_Short problem_
Copy everything in the listing below word for word, apart from any images.

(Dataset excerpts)
#####

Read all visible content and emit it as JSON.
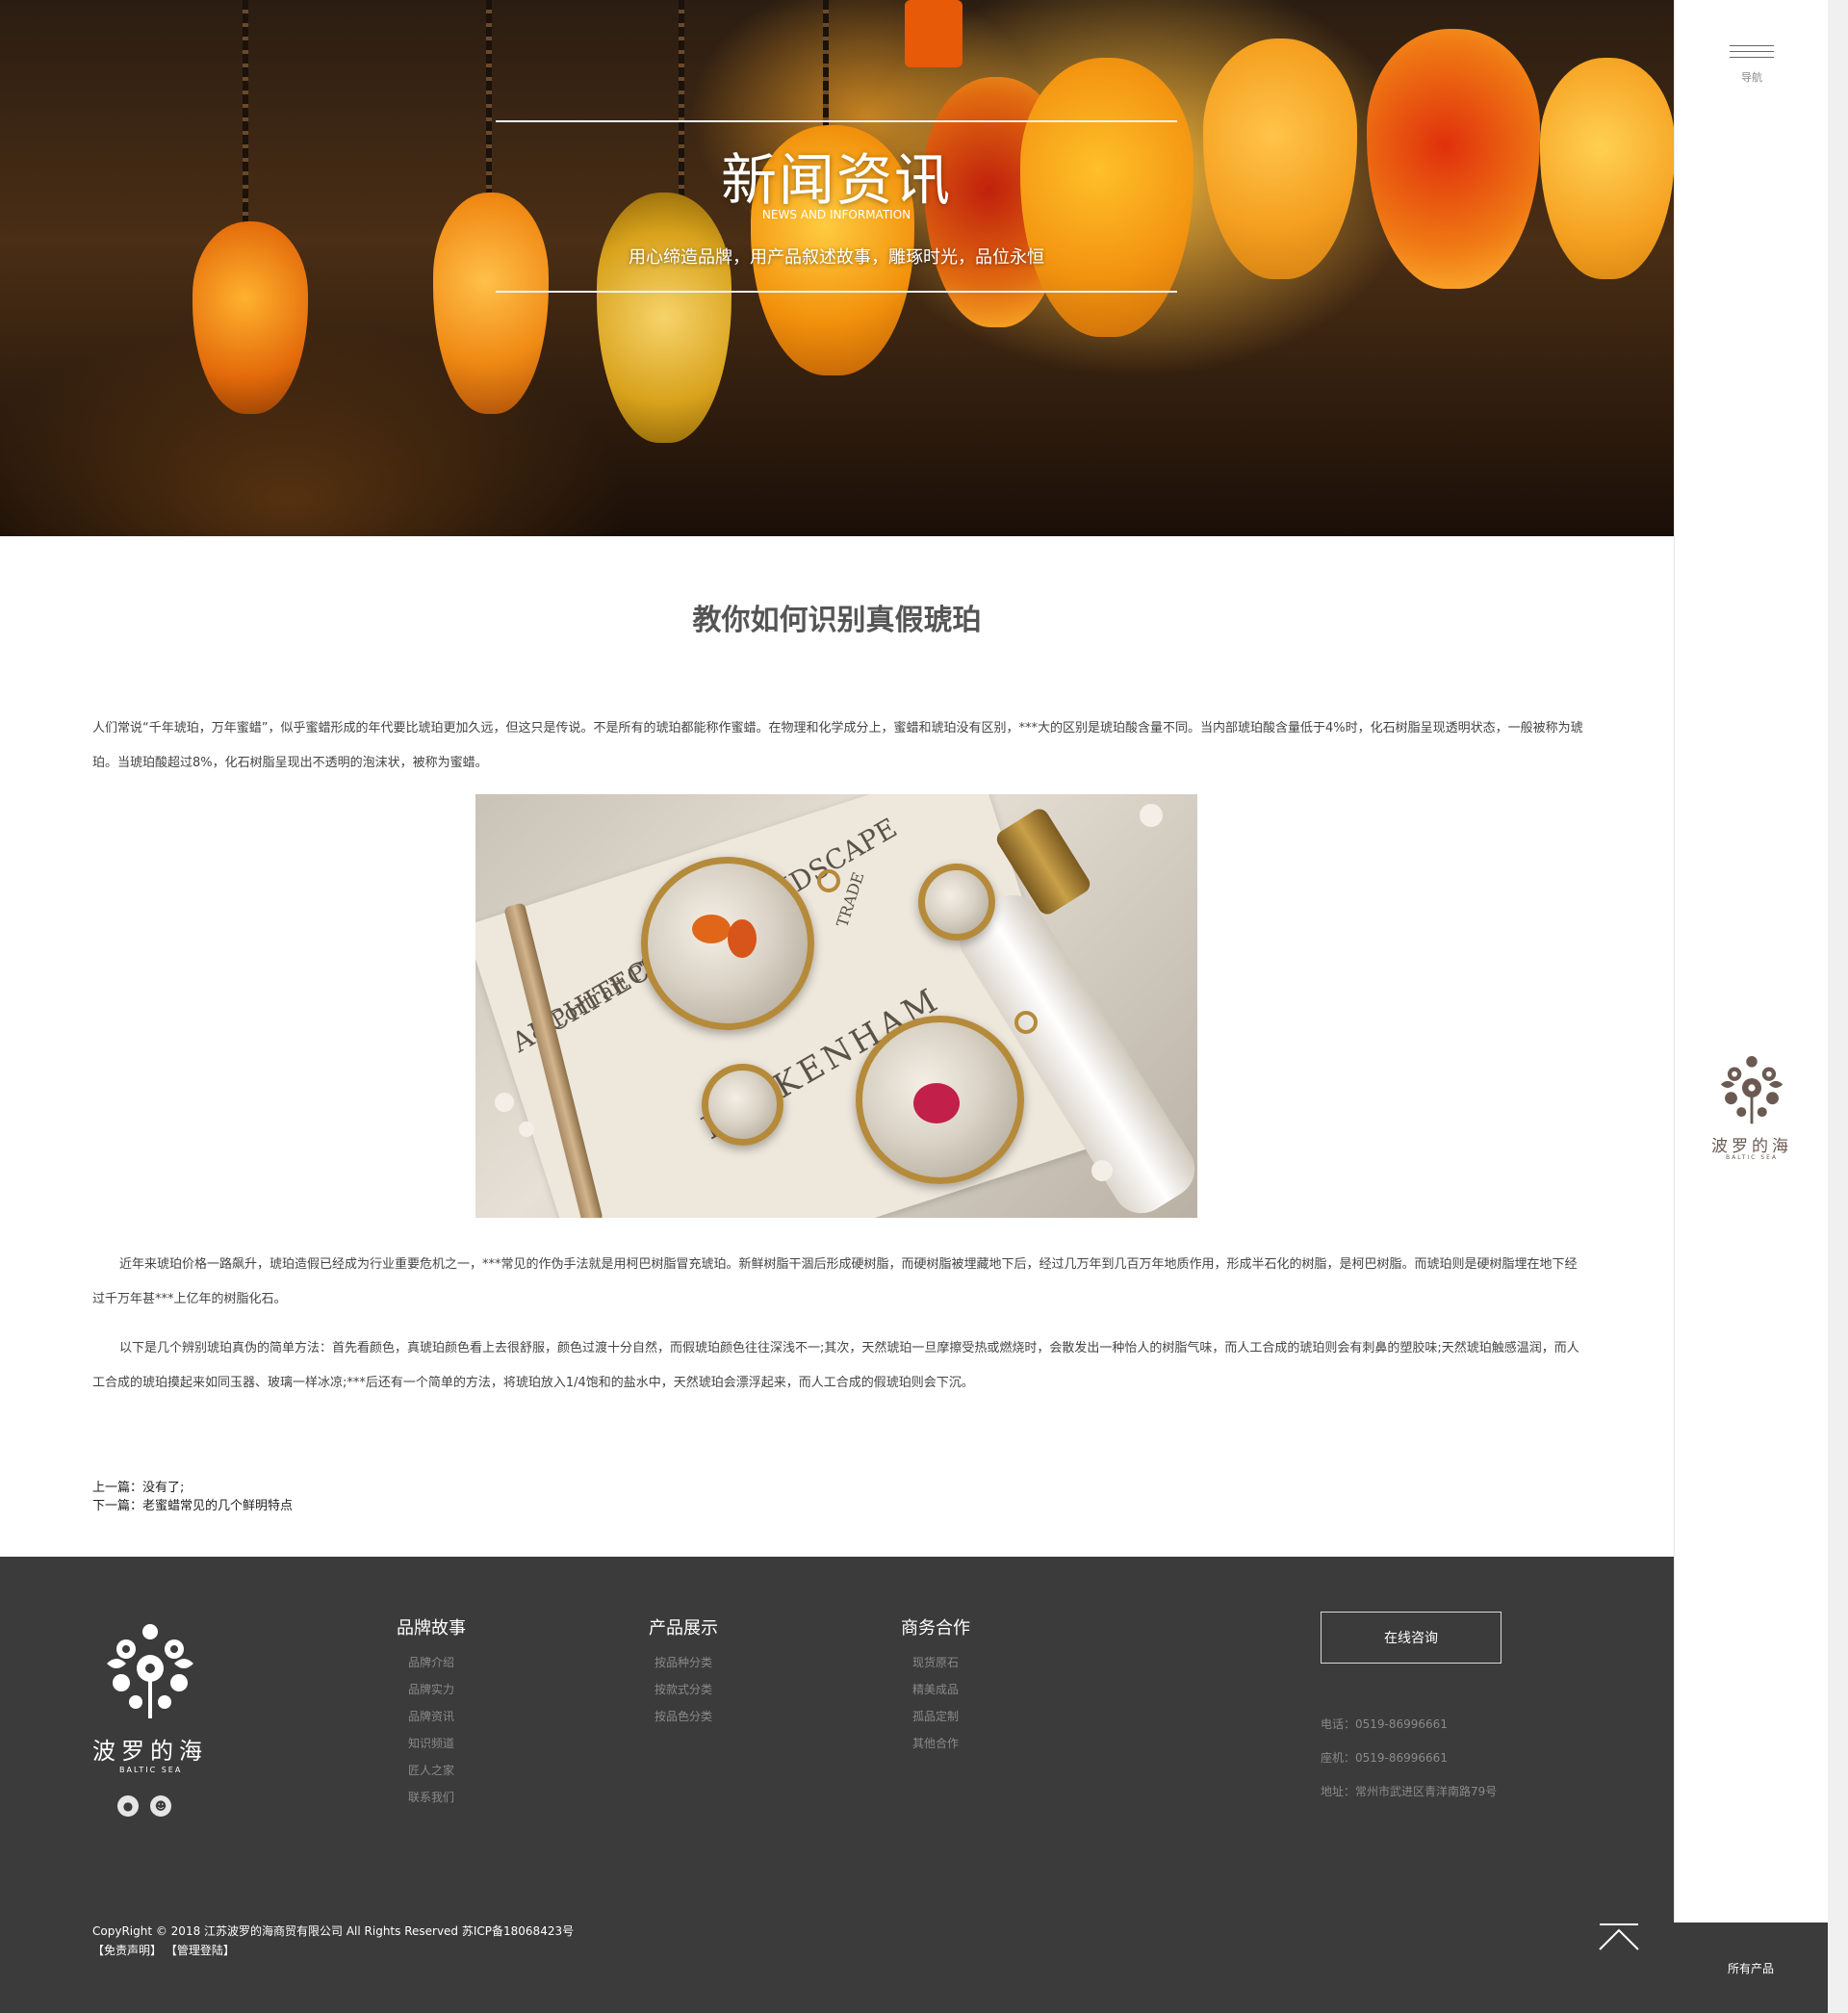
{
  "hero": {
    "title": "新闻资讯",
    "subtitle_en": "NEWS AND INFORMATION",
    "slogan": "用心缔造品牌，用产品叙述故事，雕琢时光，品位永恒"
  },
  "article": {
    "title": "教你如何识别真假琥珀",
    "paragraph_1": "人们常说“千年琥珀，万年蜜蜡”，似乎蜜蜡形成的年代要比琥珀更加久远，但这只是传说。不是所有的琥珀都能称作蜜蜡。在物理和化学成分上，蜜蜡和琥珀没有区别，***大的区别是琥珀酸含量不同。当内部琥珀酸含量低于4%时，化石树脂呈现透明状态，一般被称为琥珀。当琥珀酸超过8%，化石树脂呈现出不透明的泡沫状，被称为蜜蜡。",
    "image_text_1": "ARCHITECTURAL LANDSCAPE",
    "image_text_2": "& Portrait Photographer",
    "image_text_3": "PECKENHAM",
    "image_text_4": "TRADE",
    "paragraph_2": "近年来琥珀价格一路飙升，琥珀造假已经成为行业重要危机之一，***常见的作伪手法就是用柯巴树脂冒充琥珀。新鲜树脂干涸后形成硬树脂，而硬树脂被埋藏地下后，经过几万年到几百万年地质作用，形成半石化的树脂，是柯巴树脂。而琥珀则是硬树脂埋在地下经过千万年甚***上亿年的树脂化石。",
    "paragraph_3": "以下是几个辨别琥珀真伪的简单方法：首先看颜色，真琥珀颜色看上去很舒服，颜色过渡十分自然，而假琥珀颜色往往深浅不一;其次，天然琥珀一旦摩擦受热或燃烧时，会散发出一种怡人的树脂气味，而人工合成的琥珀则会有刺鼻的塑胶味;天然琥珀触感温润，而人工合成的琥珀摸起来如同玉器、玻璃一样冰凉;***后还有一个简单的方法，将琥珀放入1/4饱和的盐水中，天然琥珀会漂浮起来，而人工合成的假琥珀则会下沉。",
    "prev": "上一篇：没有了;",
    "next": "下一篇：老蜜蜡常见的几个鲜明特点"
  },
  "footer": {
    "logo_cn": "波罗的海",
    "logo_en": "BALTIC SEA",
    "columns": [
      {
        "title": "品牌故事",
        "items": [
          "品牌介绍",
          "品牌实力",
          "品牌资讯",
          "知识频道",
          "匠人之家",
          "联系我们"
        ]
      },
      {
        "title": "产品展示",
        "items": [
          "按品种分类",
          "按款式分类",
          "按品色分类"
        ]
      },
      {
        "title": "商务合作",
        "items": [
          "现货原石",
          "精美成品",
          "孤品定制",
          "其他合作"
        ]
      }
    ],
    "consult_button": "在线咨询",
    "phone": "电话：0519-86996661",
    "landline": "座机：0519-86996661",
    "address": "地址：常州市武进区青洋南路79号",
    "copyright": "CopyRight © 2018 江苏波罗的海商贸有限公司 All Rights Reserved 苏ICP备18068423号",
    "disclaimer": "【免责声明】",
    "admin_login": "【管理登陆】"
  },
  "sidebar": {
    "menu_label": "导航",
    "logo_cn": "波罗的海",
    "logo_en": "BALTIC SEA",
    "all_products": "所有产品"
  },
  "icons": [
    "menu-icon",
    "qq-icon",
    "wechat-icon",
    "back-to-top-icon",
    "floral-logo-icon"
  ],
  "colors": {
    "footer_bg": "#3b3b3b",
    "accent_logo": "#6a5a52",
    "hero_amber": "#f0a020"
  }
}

#####

_Worked answer_
Read all visible content and emit it as JSON.
{
  "hero": {
    "title": "新闻资讯",
    "subtitle_en": "NEWS AND INFORMATION",
    "slogan": "用心缔造品牌，用产品叙述故事，雕琢时光，品位永恒"
  },
  "article": {
    "title": "教你如何识别真假琥珀",
    "paragraph_1": "人们常说“千年琥珀，万年蜜蜡”，似乎蜜蜡形成的年代要比琥珀更加久远，但这只是传说。不是所有的琥珀都能称作蜜蜡。在物理和化学成分上，蜜蜡和琥珀没有区别，***大的区别是琥珀酸含量不同。当内部琥珀酸含量低于4%时，化石树脂呈现透明状态，一般被称为琥珀。当琥珀酸超过8%，化石树脂呈现出不透明的泡沫状，被称为蜜蜡。",
    "image_text_1": "ARCHITECTURAL LANDSCAPE",
    "image_text_2": "& Portrait Photographer",
    "image_text_3": "PECKENHAM",
    "image_text_4": "TRADE",
    "paragraph_2": "近年来琥珀价格一路飙升，琥珀造假已经成为行业重要危机之一，***常见的作伪手法就是用柯巴树脂冒充琥珀。新鲜树脂干涸后形成硬树脂，而硬树脂被埋藏地下后，经过几万年到几百万年地质作用，形成半石化的树脂，是柯巴树脂。而琥珀则是硬树脂埋在地下经过千万年甚***上亿年的树脂化石。",
    "paragraph_3": "以下是几个辨别琥珀真伪的简单方法：首先看颜色，真琥珀颜色看上去很舒服，颜色过渡十分自然，而假琥珀颜色往往深浅不一;其次，天然琥珀一旦摩擦受热或燃烧时，会散发出一种怡人的树脂气味，而人工合成的琥珀则会有刺鼻的塑胶味;天然琥珀触感温润，而人工合成的琥珀摸起来如同玉器、玻璃一样冰凉;***后还有一个简单的方法，将琥珀放入1/4饱和的盐水中，天然琥珀会漂浮起来，而人工合成的假琥珀则会下沉。",
    "prev": "上一篇：没有了;",
    "next": "下一篇：老蜜蜡常见的几个鲜明特点"
  },
  "footer": {
    "logo_cn": "波罗的海",
    "logo_en": "BALTIC SEA",
    "columns": [
      {
        "title": "品牌故事",
        "items": [
          "品牌介绍",
          "品牌实力",
          "品牌资讯",
          "知识频道",
          "匠人之家",
          "联系我们"
        ]
      },
      {
        "title": "产品展示",
        "items": [
          "按品种分类",
          "按款式分类",
          "按品色分类"
        ]
      },
      {
        "title": "商务合作",
        "items": [
          "现货原石",
          "精美成品",
          "孤品定制",
          "其他合作"
        ]
      }
    ],
    "consult_button": "在线咨询",
    "phone": "电话：0519-86996661",
    "landline": "座机：0519-86996661",
    "address": "地址：常州市武进区青洋南路79号",
    "copyright": "CopyRight © 2018 江苏波罗的海商贸有限公司 All Rights Reserved 苏ICP备18068423号",
    "disclaimer": "【免责声明】",
    "admin_login": "【管理登陆】"
  },
  "sidebar": {
    "menu_label": "导航",
    "logo_cn": "波罗的海",
    "logo_en": "BALTIC SEA",
    "all_products": "所有产品"
  },
  "icons": [
    "menu-icon",
    "qq-icon",
    "wechat-icon",
    "back-to-top-icon",
    "floral-logo-icon"
  ],
  "colors": {
    "footer_bg": "#3b3b3b",
    "accent_logo": "#6a5a52",
    "hero_amber": "#f0a020"
  }
}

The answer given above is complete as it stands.